- **RECORDS FOR THE EXERCISE**:
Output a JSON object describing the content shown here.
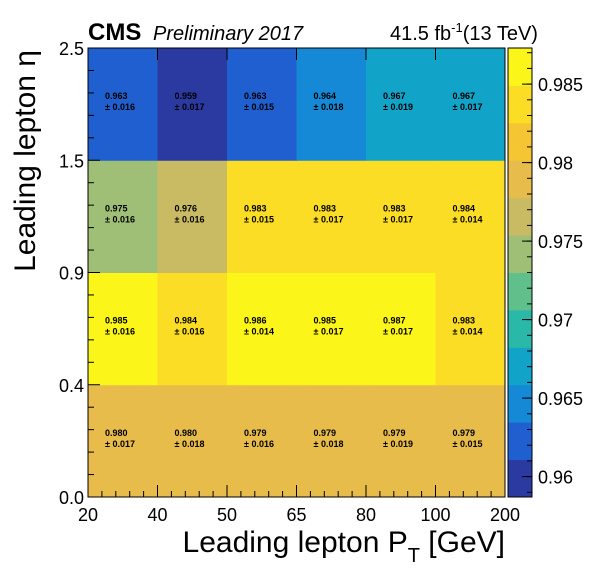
{
  "header": {
    "cms_label": "CMS",
    "preliminary_label": "Preliminary 2017",
    "lumi_value": "41.5 fb",
    "lumi_exponent": "-1",
    "lumi_energy": "(13 TeV)"
  },
  "chart_data": {
    "type": "heatmap",
    "xlabel": "Leading lepton P",
    "xlabel_subscript": "T",
    "xlabel_unit": " [GeV]",
    "ylabel": "Leading lepton η",
    "x_bin_edges": [
      20,
      40,
      50,
      65,
      80,
      100,
      200
    ],
    "x_tick_labels": [
      "20",
      "40",
      "50",
      "65",
      "80",
      "100",
      "200"
    ],
    "y_bin_edges": [
      0.0,
      0.4,
      0.9,
      1.5,
      2.5
    ],
    "y_tick_labels": [
      "0.0",
      "0.4",
      "0.9",
      "1.5",
      "2.5"
    ],
    "rows": [
      {
        "eta_bin": "0.0-0.4",
        "values": [
          0.98,
          0.98,
          0.979,
          0.979,
          0.979,
          0.979
        ],
        "labels": [
          "0.980",
          "0.980",
          "0.979",
          "0.979",
          "0.979",
          "0.979"
        ],
        "errors": [
          "± 0.017",
          "± 0.018",
          "± 0.016",
          "± 0.018",
          "± 0.019",
          "± 0.015"
        ]
      },
      {
        "eta_bin": "0.4-0.9",
        "values": [
          0.985,
          0.984,
          0.986,
          0.985,
          0.987,
          0.983
        ],
        "labels": [
          "0.985",
          "0.984",
          "0.986",
          "0.985",
          "0.987",
          "0.983"
        ],
        "errors": [
          "± 0.016",
          "± 0.016",
          "± 0.014",
          "± 0.017",
          "± 0.017",
          "± 0.014"
        ]
      },
      {
        "eta_bin": "0.9-1.5",
        "values": [
          0.975,
          0.976,
          0.983,
          0.983,
          0.983,
          0.984
        ],
        "labels": [
          "0.975",
          "0.976",
          "0.983",
          "0.983",
          "0.983",
          "0.984"
        ],
        "errors": [
          "± 0.016",
          "± 0.016",
          "± 0.015",
          "± 0.017",
          "± 0.017",
          "± 0.014"
        ]
      },
      {
        "eta_bin": "1.5-2.5",
        "values": [
          0.963,
          0.959,
          0.963,
          0.964,
          0.967,
          0.967
        ],
        "labels": [
          "0.963",
          "0.959",
          "0.963",
          "0.964",
          "0.967",
          "0.967"
        ],
        "errors": [
          "± 0.016",
          "± 0.017",
          "± 0.015",
          "± 0.018",
          "± 0.019",
          "± 0.017"
        ]
      }
    ],
    "z_range": [
      0.9587,
      0.9873
    ],
    "colorbar_ticks": [
      {
        "value": 0.96,
        "label": "0.96"
      },
      {
        "value": 0.965,
        "label": "0.965"
      },
      {
        "value": 0.97,
        "label": "0.97"
      },
      {
        "value": 0.975,
        "label": "0.975"
      },
      {
        "value": 0.98,
        "label": "0.98"
      },
      {
        "value": 0.985,
        "label": "0.985"
      }
    ],
    "colormap": [
      "#2b3aa0",
      "#1f5fcf",
      "#1588d6",
      "#12a3c9",
      "#2ab9a8",
      "#5fc08b",
      "#9ebf75",
      "#c9bb63",
      "#e7bc4b",
      "#f6c533",
      "#fbdd26",
      "#fbf51a"
    ],
    "grid": false
  }
}
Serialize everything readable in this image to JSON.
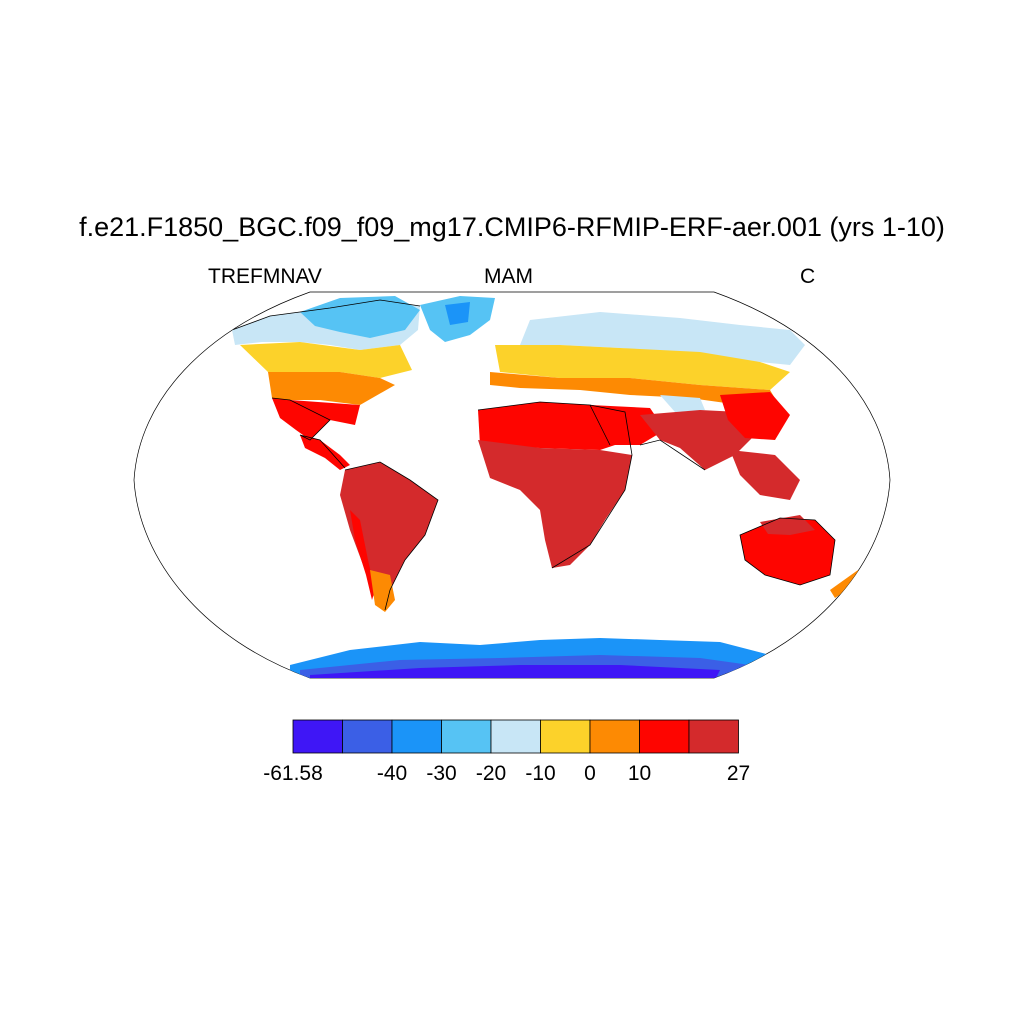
{
  "title": "f.e21.F1850_BGC.f09_f09_mg17.CMIP6-RFMIP-ERF-aer.001 (yrs 1-10)",
  "subtitle_left": "TREFMNAV",
  "subtitle_center": "MAM",
  "subtitle_right": "C",
  "colorbar": {
    "colors": [
      "#3f16f6",
      "#3b5fe6",
      "#1b94f8",
      "#56c3f4",
      "#c8e6f6",
      "#fcd22a",
      "#fd8a03",
      "#fe0500",
      "#d42a2c"
    ],
    "labels": [
      {
        "text": "-61.58",
        "boundary": 0
      },
      {
        "text": "-40",
        "boundary": 2
      },
      {
        "text": "-30",
        "boundary": 3
      },
      {
        "text": "-20",
        "boundary": 4
      },
      {
        "text": "-10",
        "boundary": 5
      },
      {
        "text": "0",
        "boundary": 6
      },
      {
        "text": "10",
        "boundary": 7
      },
      {
        "text": "27",
        "boundary": 9
      }
    ]
  },
  "map_data": {
    "projection": "Robinson",
    "variable": "TREFMNAV",
    "season": "MAM",
    "units": "C",
    "range": [
      -61.58,
      27
    ]
  }
}
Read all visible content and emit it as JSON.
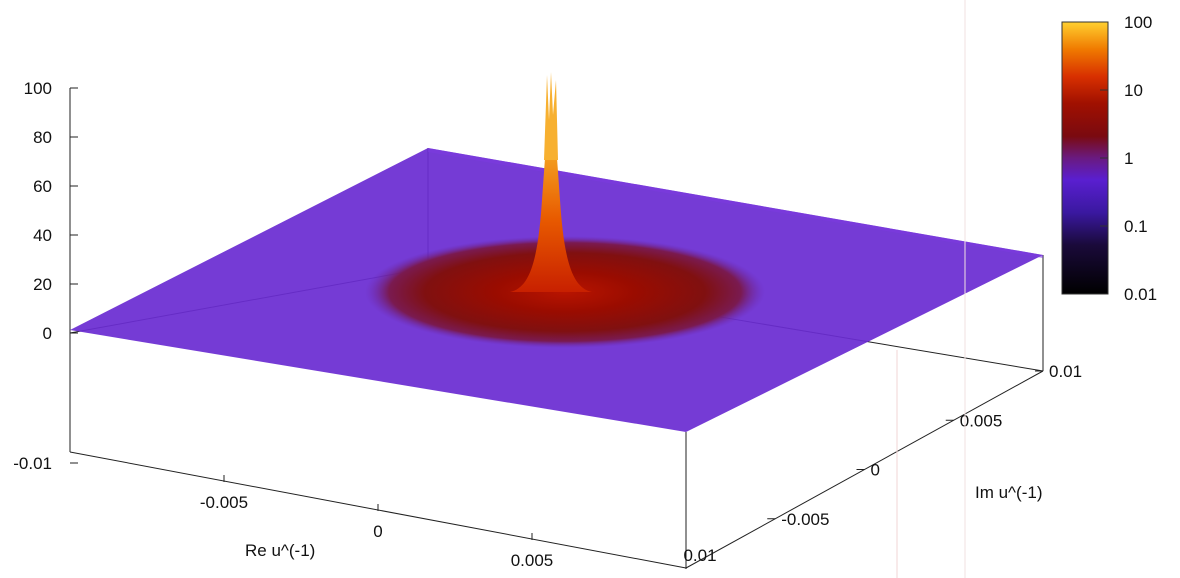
{
  "chart_data": {
    "type": "surface3d",
    "title": "",
    "xlabel": "Re u^(-1)",
    "ylabel": "Im u^(-1)",
    "zlabel": "",
    "x_range": [
      -0.01,
      0.01
    ],
    "y_range": [
      -0.01,
      0.01
    ],
    "z_range": [
      -0.01,
      100
    ],
    "x_ticks": [
      "-0.005",
      "0",
      "0.005",
      "0.01"
    ],
    "y_ticks": [
      "-0.005",
      "0",
      "0.005",
      "0.01"
    ],
    "z_ticks": [
      "100",
      "80",
      "60",
      "40",
      "20",
      "0",
      "-0.01"
    ],
    "y_corner_label": "0.01",
    "colorbar": {
      "scale": "log",
      "ticks": [
        "100",
        "10",
        "1",
        "0.1",
        "0.01"
      ],
      "range": [
        0.01,
        100
      ]
    },
    "peak": {
      "x": 0,
      "y": 0,
      "z_max": 100
    },
    "background_level": 0.1,
    "halo_radius": 0.005
  }
}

- **WORK REQUIRED**:
Repeat the data above exactly, but not the pictures.

- **RESULT**:
Output a JSON object describing the content shown here.
{
  "header": {
    "cms_label": "CMS",
    "preliminary_label": "Preliminary 2017",
    "lumi_value": "41.5 fb",
    "lumi_exponent": "-1",
    "lumi_energy": "(13 TeV)"
  },
  "chart_data": {
    "type": "heatmap",
    "xlabel": "Leading lepton P",
    "xlabel_subscript": "T",
    "xlabel_unit": " [GeV]",
    "ylabel": "Leading lepton η",
    "x_bin_edges": [
      20,
      40,
      50,
      65,
      80,
      100,
      200
    ],
    "x_tick_labels": [
      "20",
      "40",
      "50",
      "65",
      "80",
      "100",
      "200"
    ],
    "y_bin_edges": [
      0.0,
      0.4,
      0.9,
      1.5,
      2.5
    ],
    "y_tick_labels": [
      "0.0",
      "0.4",
      "0.9",
      "1.5",
      "2.5"
    ],
    "rows": [
      {
        "eta_bin": "0.0-0.4",
        "values": [
          0.98,
          0.98,
          0.979,
          0.979,
          0.979,
          0.979
        ],
        "labels": [
          "0.980",
          "0.980",
          "0.979",
          "0.979",
          "0.979",
          "0.979"
        ],
        "errors": [
          "± 0.017",
          "± 0.018",
          "± 0.016",
          "± 0.018",
          "± 0.019",
          "± 0.015"
        ]
      },
      {
        "eta_bin": "0.4-0.9",
        "values": [
          0.985,
          0.984,
          0.986,
          0.985,
          0.987,
          0.983
        ],
        "labels": [
          "0.985",
          "0.984",
          "0.986",
          "0.985",
          "0.987",
          "0.983"
        ],
        "errors": [
          "± 0.016",
          "± 0.016",
          "± 0.014",
          "± 0.017",
          "± 0.017",
          "± 0.014"
        ]
      },
      {
        "eta_bin": "0.9-1.5",
        "values": [
          0.975,
          0.976,
          0.983,
          0.983,
          0.983,
          0.984
        ],
        "labels": [
          "0.975",
          "0.976",
          "0.983",
          "0.983",
          "0.983",
          "0.984"
        ],
        "errors": [
          "± 0.016",
          "± 0.016",
          "± 0.015",
          "± 0.017",
          "± 0.017",
          "± 0.014"
        ]
      },
      {
        "eta_bin": "1.5-2.5",
        "values": [
          0.963,
          0.959,
          0.963,
          0.964,
          0.967,
          0.967
        ],
        "labels": [
          "0.963",
          "0.959",
          "0.963",
          "0.964",
          "0.967",
          "0.967"
        ],
        "errors": [
          "± 0.016",
          "± 0.017",
          "± 0.015",
          "± 0.018",
          "± 0.019",
          "± 0.017"
        ]
      }
    ],
    "z_range": [
      0.9587,
      0.9873
    ],
    "colorbar_ticks": [
      {
        "value": 0.96,
        "label": "0.96"
      },
      {
        "value": 0.965,
        "label": "0.965"
      },
      {
        "value": 0.97,
        "label": "0.97"
      },
      {
        "value": 0.975,
        "label": "0.975"
      },
      {
        "value": 0.98,
        "label": "0.98"
      },
      {
        "value": 0.985,
        "label": "0.985"
      }
    ],
    "colormap": [
      "#2b3aa0",
      "#1f5fcf",
      "#1588d6",
      "#12a3c9",
      "#2ab9a8",
      "#5fc08b",
      "#9ebf75",
      "#c9bb63",
      "#e7bc4b",
      "#f6c533",
      "#fbdd26",
      "#fbf51a"
    ],
    "grid": false
  }
}
Serialize everything readable in this image to JSON.
{
  "title": "f.e21.F1850_BGC.f09_f09_mg17.CMIP6-RFMIP-ERF-aer.001 (yrs 1-10)",
  "subtitle_left": "TREFMNAV",
  "subtitle_center": "MAM",
  "subtitle_right": "C",
  "colorbar": {
    "colors": [
      "#3f16f6",
      "#3b5fe6",
      "#1b94f8",
      "#56c3f4",
      "#c8e6f6",
      "#fcd22a",
      "#fd8a03",
      "#fe0500",
      "#d42a2c"
    ],
    "labels": [
      {
        "text": "-61.58",
        "boundary": 0
      },
      {
        "text": "-40",
        "boundary": 2
      },
      {
        "text": "-30",
        "boundary": 3
      },
      {
        "text": "-20",
        "boundary": 4
      },
      {
        "text": "-10",
        "boundary": 5
      },
      {
        "text": "0",
        "boundary": 6
      },
      {
        "text": "10",
        "boundary": 7
      },
      {
        "text": "27",
        "boundary": 9
      }
    ]
  },
  "map_data": {
    "projection": "Robinson",
    "variable": "TREFMNAV",
    "season": "MAM",
    "units": "C",
    "range": [
      -61.58,
      27
    ]
  }
}
Read all visible content and emit it as JSON.
{
  "chart_data": {
    "type": "surface3d",
    "title": "",
    "xlabel": "Re u^(-1)",
    "ylabel": "Im u^(-1)",
    "zlabel": "",
    "x_range": [
      -0.01,
      0.01
    ],
    "y_range": [
      -0.01,
      0.01
    ],
    "z_range": [
      -0.01,
      100
    ],
    "x_ticks": [
      "-0.005",
      "0",
      "0.005",
      "0.01"
    ],
    "y_ticks": [
      "-0.005",
      "0",
      "0.005",
      "0.01"
    ],
    "z_ticks": [
      "100",
      "80",
      "60",
      "40",
      "20",
      "0",
      "-0.01"
    ],
    "y_corner_label": "0.01",
    "colorbar": {
      "scale": "log",
      "ticks": [
        "100",
        "10",
        "1",
        "0.1",
        "0.01"
      ],
      "range": [
        0.01,
        100
      ]
    },
    "peak": {
      "x": 0,
      "y": 0,
      "z_max": 100
    },
    "background_level": 0.1,
    "halo_radius": 0.005
  }
}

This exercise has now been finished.